• TASK TO COMPLETE
Go through the material below and copy each line where the word "number" appears.

══════

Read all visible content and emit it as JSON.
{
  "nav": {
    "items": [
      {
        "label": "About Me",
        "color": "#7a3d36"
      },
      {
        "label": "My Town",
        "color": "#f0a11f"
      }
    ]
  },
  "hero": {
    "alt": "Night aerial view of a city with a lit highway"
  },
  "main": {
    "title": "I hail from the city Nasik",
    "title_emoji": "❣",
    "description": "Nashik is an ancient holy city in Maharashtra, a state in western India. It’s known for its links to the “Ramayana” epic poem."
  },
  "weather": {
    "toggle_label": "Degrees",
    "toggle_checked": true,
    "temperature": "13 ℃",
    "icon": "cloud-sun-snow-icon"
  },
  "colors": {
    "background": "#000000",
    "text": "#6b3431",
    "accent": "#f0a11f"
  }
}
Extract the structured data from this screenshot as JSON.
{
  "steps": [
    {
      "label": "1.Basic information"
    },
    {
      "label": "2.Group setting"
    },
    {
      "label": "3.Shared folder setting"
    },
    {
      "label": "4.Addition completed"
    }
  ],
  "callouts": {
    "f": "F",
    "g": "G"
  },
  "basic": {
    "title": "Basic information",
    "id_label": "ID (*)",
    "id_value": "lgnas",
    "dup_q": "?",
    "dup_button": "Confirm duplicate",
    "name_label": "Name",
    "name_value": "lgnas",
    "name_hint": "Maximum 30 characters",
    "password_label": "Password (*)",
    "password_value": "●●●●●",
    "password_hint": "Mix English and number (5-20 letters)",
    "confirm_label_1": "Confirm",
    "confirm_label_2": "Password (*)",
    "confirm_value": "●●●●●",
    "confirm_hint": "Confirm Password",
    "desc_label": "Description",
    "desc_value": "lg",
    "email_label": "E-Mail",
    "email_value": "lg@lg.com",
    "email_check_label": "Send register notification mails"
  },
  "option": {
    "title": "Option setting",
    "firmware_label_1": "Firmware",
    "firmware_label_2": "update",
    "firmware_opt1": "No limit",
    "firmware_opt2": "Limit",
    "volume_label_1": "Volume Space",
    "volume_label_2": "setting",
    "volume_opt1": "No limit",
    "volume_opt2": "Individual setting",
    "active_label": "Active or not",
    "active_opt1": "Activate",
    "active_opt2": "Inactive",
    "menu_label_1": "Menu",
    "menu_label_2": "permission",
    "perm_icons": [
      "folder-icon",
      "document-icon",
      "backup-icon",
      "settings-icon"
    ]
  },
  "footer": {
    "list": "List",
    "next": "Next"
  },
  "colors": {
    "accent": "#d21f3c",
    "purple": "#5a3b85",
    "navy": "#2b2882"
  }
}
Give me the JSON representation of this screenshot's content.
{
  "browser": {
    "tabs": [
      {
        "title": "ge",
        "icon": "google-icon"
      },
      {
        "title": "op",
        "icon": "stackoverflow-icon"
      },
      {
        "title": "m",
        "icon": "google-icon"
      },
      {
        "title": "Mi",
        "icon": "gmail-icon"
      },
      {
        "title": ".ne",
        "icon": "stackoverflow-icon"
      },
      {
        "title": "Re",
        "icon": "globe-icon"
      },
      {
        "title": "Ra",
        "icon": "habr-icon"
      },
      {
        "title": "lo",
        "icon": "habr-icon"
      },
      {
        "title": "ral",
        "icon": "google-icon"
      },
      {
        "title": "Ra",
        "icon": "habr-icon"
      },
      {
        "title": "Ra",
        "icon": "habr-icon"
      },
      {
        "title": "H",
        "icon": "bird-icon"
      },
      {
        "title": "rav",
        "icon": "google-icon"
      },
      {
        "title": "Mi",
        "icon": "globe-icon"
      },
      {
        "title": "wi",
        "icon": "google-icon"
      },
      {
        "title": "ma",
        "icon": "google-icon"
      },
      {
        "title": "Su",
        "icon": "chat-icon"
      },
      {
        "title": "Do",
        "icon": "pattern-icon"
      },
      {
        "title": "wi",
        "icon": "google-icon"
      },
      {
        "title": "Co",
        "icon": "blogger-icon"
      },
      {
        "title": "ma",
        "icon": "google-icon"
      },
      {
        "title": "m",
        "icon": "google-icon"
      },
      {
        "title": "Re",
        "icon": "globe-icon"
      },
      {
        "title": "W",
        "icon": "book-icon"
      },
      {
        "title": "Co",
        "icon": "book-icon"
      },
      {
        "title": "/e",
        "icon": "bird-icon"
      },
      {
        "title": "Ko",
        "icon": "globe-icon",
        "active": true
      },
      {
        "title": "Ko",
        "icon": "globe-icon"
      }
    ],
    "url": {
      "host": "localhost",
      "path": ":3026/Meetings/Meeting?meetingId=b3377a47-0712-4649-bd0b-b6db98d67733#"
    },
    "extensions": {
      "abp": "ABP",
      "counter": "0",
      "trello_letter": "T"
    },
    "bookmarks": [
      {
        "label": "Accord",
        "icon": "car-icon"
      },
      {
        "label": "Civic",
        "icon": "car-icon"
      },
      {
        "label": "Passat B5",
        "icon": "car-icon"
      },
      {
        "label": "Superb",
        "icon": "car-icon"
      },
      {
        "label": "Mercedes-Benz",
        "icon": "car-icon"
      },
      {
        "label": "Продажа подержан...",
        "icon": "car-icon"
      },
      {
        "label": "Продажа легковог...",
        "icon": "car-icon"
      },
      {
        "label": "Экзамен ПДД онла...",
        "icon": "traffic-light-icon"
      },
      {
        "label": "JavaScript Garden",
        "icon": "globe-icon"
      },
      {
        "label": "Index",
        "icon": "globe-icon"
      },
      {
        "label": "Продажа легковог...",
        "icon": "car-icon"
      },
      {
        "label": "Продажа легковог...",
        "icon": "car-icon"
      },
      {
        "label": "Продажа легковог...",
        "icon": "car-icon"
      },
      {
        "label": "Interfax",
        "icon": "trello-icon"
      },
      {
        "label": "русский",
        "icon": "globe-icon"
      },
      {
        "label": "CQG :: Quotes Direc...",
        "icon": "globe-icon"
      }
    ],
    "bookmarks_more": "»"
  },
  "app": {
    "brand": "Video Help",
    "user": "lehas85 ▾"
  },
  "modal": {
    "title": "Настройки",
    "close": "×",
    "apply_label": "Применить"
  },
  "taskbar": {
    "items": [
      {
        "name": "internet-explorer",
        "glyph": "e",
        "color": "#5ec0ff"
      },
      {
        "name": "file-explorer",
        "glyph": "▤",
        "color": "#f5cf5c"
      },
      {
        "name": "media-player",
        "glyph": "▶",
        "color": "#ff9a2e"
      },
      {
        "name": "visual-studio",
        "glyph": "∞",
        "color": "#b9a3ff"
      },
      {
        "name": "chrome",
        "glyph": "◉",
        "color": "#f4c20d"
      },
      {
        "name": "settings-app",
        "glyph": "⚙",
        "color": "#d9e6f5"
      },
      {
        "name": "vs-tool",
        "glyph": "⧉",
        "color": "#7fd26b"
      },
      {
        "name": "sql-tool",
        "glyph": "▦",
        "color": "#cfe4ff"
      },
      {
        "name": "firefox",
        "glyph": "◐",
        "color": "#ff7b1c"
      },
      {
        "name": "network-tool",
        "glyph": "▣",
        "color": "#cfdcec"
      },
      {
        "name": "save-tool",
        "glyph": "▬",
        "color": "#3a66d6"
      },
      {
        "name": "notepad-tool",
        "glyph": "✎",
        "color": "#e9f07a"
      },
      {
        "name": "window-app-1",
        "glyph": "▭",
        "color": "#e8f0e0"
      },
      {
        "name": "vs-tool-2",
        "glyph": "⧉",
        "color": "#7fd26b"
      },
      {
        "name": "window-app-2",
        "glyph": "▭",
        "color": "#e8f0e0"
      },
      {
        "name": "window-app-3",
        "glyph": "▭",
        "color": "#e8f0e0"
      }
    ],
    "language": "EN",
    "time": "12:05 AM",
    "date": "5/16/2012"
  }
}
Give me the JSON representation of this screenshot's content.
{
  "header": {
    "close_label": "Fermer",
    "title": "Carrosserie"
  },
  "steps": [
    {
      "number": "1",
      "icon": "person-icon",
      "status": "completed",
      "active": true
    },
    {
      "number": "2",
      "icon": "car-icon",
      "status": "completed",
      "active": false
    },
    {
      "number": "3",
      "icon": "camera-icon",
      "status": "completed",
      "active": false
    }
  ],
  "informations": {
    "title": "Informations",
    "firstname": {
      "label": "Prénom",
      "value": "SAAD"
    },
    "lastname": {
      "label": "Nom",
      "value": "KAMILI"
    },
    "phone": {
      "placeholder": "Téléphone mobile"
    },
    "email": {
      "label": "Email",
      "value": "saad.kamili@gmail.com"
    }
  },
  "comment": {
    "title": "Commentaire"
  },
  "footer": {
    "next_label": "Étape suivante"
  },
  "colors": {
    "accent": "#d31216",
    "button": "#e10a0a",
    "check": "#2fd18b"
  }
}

══════

• EXERCISE ANSWER
    "password_hint": "Mix English and number (5-20 letters)",
      "number": "1",
      "number": "2",
      "number": "3",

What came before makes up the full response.